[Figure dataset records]
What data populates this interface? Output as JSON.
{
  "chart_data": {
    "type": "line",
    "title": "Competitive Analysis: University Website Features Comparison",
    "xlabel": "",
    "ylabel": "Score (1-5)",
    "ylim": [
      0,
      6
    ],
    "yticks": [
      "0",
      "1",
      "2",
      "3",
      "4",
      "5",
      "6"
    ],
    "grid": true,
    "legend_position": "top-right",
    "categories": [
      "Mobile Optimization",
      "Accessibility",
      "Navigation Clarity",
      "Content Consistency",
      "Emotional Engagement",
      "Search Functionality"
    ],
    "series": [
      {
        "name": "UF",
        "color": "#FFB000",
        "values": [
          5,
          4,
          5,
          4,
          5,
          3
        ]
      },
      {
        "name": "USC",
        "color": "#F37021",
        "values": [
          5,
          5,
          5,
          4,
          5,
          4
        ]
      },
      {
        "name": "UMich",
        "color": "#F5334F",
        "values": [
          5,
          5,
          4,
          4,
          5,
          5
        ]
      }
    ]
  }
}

...

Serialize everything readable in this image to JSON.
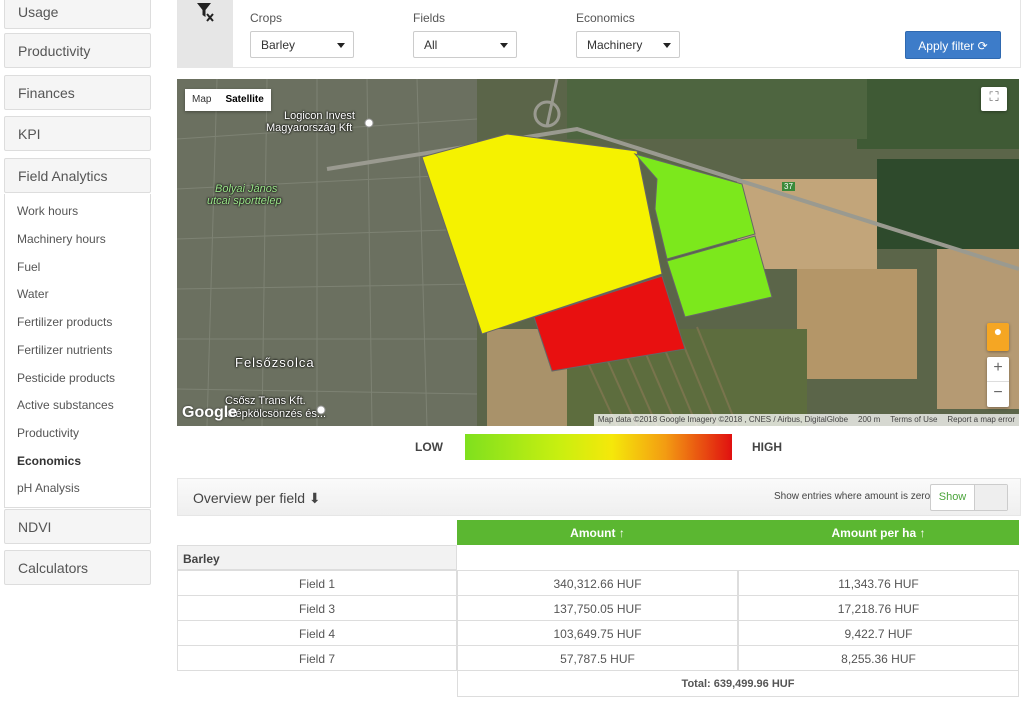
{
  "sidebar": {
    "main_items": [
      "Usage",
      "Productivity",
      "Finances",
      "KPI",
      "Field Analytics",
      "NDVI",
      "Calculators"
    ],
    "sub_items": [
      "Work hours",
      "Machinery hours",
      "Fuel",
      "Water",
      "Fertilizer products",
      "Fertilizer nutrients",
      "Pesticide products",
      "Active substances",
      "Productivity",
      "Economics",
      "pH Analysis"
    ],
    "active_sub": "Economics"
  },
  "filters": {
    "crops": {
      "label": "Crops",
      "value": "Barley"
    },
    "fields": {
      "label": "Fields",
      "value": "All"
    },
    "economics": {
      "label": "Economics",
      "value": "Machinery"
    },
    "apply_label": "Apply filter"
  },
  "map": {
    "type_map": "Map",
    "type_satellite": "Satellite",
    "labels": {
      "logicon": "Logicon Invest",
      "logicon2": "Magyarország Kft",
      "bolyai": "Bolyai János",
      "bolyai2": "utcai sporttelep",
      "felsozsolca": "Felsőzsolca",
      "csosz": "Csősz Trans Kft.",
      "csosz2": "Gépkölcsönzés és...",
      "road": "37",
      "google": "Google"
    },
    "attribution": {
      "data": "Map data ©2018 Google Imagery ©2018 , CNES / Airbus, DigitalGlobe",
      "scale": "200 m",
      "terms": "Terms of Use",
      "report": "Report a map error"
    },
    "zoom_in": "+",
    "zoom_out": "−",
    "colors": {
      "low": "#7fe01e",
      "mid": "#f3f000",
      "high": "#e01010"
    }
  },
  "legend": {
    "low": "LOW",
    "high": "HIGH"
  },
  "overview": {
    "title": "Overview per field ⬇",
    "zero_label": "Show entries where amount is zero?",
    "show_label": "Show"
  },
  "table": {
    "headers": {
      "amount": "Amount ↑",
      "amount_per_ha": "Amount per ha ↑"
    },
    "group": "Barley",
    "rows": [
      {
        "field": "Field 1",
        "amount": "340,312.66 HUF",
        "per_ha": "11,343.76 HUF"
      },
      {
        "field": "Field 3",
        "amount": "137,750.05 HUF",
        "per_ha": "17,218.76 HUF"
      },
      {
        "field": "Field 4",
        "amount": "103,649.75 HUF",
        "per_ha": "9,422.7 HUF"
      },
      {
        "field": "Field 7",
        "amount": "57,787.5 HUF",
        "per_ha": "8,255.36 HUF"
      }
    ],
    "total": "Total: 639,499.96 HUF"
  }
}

■ Set task ■
Copy every line above that holds the word "Google".

■ Result below ■
      "google": "Google"
      "data": "Map data ©2018 Google Imagery ©2018 , CNES / Airbus, DigitalGlobe",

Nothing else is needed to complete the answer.